Begin

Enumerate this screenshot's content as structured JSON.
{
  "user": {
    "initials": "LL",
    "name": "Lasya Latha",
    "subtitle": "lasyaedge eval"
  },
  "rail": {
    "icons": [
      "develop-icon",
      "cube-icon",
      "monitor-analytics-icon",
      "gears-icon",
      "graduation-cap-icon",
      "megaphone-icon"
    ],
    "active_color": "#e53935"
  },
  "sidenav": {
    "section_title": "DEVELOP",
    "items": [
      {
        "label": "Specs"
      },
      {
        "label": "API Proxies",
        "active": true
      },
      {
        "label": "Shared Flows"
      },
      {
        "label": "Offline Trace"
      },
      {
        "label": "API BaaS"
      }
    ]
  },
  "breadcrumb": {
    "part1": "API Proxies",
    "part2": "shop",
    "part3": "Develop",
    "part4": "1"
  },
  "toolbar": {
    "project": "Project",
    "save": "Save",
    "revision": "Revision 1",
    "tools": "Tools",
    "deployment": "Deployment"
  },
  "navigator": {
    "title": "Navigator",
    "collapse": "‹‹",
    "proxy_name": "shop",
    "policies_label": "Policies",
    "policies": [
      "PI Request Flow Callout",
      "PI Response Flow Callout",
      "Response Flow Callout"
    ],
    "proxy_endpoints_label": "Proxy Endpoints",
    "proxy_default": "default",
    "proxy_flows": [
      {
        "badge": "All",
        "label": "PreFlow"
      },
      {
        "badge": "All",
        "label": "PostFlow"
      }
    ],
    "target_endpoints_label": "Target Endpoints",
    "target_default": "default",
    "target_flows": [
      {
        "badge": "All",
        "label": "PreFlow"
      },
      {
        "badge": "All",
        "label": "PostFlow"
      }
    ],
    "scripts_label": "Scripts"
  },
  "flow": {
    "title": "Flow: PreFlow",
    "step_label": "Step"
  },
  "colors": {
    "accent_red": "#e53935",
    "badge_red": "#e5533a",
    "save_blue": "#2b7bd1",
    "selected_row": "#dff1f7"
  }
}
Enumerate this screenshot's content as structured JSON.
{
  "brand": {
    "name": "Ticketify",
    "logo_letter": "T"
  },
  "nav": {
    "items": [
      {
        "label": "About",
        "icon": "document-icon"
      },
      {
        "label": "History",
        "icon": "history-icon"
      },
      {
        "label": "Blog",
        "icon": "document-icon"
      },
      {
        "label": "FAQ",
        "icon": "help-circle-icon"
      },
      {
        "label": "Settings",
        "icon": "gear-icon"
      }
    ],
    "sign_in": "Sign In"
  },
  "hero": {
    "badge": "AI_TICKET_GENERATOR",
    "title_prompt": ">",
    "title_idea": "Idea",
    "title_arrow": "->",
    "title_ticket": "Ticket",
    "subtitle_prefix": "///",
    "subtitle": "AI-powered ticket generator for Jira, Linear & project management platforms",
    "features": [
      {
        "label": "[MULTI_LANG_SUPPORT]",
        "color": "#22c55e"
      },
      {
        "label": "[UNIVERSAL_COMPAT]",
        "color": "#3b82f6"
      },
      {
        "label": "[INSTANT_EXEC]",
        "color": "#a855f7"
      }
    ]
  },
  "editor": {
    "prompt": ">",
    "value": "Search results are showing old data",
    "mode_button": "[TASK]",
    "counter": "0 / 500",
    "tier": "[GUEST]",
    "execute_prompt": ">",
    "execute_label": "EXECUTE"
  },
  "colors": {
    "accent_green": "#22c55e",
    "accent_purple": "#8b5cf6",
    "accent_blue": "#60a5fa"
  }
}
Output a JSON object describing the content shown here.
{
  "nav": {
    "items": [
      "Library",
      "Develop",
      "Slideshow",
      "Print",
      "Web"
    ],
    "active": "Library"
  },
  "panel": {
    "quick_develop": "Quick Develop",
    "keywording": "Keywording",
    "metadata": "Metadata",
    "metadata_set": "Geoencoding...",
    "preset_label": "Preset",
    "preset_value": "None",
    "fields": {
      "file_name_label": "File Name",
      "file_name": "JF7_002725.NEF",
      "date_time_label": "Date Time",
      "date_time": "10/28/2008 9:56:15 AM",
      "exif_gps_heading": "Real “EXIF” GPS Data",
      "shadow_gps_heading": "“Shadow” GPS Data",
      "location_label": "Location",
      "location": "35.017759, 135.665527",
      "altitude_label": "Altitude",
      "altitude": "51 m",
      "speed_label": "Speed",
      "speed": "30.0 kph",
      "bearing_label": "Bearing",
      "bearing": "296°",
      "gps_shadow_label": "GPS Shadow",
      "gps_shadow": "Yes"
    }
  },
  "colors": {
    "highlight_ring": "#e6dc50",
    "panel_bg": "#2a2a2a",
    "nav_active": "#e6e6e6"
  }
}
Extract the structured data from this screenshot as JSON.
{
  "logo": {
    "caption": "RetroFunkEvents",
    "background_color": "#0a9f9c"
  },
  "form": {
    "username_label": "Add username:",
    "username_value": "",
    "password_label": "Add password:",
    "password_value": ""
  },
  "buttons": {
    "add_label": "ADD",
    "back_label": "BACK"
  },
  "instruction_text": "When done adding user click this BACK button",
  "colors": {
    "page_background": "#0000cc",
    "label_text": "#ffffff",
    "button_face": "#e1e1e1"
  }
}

End

- [What to do] Go back to the listing above and please repeat it exactly.

- [Answer for this exercise]
Enumerate this screenshot's content as structured JSON.
{
  "user": {
    "initials": "LL",
    "name": "Lasya Latha",
    "subtitle": "lasyaedge eval"
  },
  "rail": {
    "icons": [
      "develop-icon",
      "cube-icon",
      "monitor-analytics-icon",
      "gears-icon",
      "graduation-cap-icon",
      "megaphone-icon"
    ],
    "active_color": "#e53935"
  },
  "sidenav": {
    "section_title": "DEVELOP",
    "items": [
      {
        "label": "Specs"
      },
      {
        "label": "API Proxies",
        "active": true
      },
      {
        "label": "Shared Flows"
      },
      {
        "label": "Offline Trace"
      },
      {
        "label": "API BaaS"
      }
    ]
  },
  "breadcrumb": {
    "part1": "API Proxies",
    "part2": "shop",
    "part3": "Develop",
    "part4": "1"
  },
  "toolbar": {
    "project": "Project",
    "save": "Save",
    "revision": "Revision 1",
    "tools": "Tools",
    "deployment": "Deployment"
  },
  "navigator": {
    "title": "Navigator",
    "collapse": "‹‹",
    "proxy_name": "shop",
    "policies_label": "Policies",
    "policies": [
      "PI Request Flow Callout",
      "PI Response Flow Callout",
      "Response Flow Callout"
    ],
    "proxy_endpoints_label": "Proxy Endpoints",
    "proxy_default": "default",
    "proxy_flows": [
      {
        "badge": "All",
        "label": "PreFlow"
      },
      {
        "badge": "All",
        "label": "PostFlow"
      }
    ],
    "target_endpoints_label": "Target Endpoints",
    "target_default": "default",
    "target_flows": [
      {
        "badge": "All",
        "label": "PreFlow"
      },
      {
        "badge": "All",
        "label": "PostFlow"
      }
    ],
    "scripts_label": "Scripts"
  },
  "flow": {
    "title": "Flow: PreFlow",
    "step_label": "Step"
  },
  "colors": {
    "accent_red": "#e53935",
    "badge_red": "#e5533a",
    "save_blue": "#2b7bd1",
    "selected_row": "#dff1f7"
  }
}
Enumerate this screenshot's content as structured JSON.
{
  "brand": {
    "name": "Ticketify",
    "logo_letter": "T"
  },
  "nav": {
    "items": [
      {
        "label": "About",
        "icon": "document-icon"
      },
      {
        "label": "History",
        "icon": "history-icon"
      },
      {
        "label": "Blog",
        "icon": "document-icon"
      },
      {
        "label": "FAQ",
        "icon": "help-circle-icon"
      },
      {
        "label": "Settings",
        "icon": "gear-icon"
      }
    ],
    "sign_in": "Sign In"
  },
  "hero": {
    "badge": "AI_TICKET_GENERATOR",
    "title_prompt": ">",
    "title_idea": "Idea",
    "title_arrow": "->",
    "title_ticket": "Ticket",
    "subtitle_prefix": "///",
    "subtitle": "AI-powered ticket generator for Jira, Linear & project management platforms",
    "features": [
      {
        "label": "[MULTI_LANG_SUPPORT]",
        "color": "#22c55e"
      },
      {
        "label": "[UNIVERSAL_COMPAT]",
        "color": "#3b82f6"
      },
      {
        "label": "[INSTANT_EXEC]",
        "color": "#a855f7"
      }
    ]
  },
  "editor": {
    "prompt": ">",
    "value": "Search results are showing old data",
    "mode_button": "[TASK]",
    "counter": "0 / 500",
    "tier": "[GUEST]",
    "execute_prompt": ">",
    "execute_label": "EXECUTE"
  },
  "colors": {
    "accent_green": "#22c55e",
    "accent_purple": "#8b5cf6",
    "accent_blue": "#60a5fa"
  }
}
Output a JSON object describing the content shown here.
{
  "nav": {
    "items": [
      "Library",
      "Develop",
      "Slideshow",
      "Print",
      "Web"
    ],
    "active": "Library"
  },
  "panel": {
    "quick_develop": "Quick Develop",
    "keywording": "Keywording",
    "metadata": "Metadata",
    "metadata_set": "Geoencoding...",
    "preset_label": "Preset",
    "preset_value": "None",
    "fields": {
      "file_name_label": "File Name",
      "file_name": "JF7_002725.NEF",
      "date_time_label": "Date Time",
      "date_time": "10/28/2008 9:56:15 AM",
      "exif_gps_heading": "Real “EXIF” GPS Data",
      "shadow_gps_heading": "“Shadow” GPS Data",
      "location_label": "Location",
      "location": "35.017759, 135.665527",
      "altitude_label": "Altitude",
      "altitude": "51 m",
      "speed_label": "Speed",
      "speed": "30.0 kph",
      "bearing_label": "Bearing",
      "bearing": "296°",
      "gps_shadow_label": "GPS Shadow",
      "gps_shadow": "Yes"
    }
  },
  "colors": {
    "highlight_ring": "#e6dc50",
    "panel_bg": "#2a2a2a",
    "nav_active": "#e6e6e6"
  }
}
Extract the structured data from this screenshot as JSON.
{
  "logo": {
    "caption": "RetroFunkEvents",
    "background_color": "#0a9f9c"
  },
  "form": {
    "username_label": "Add username:",
    "username_value": "",
    "password_label": "Add password:",
    "password_value": ""
  },
  "buttons": {
    "add_label": "ADD",
    "back_label": "BACK"
  },
  "instruction_text": "When done adding user click this BACK button",
  "colors": {
    "page_background": "#0000cc",
    "label_text": "#ffffff",
    "button_face": "#e1e1e1"
  }
}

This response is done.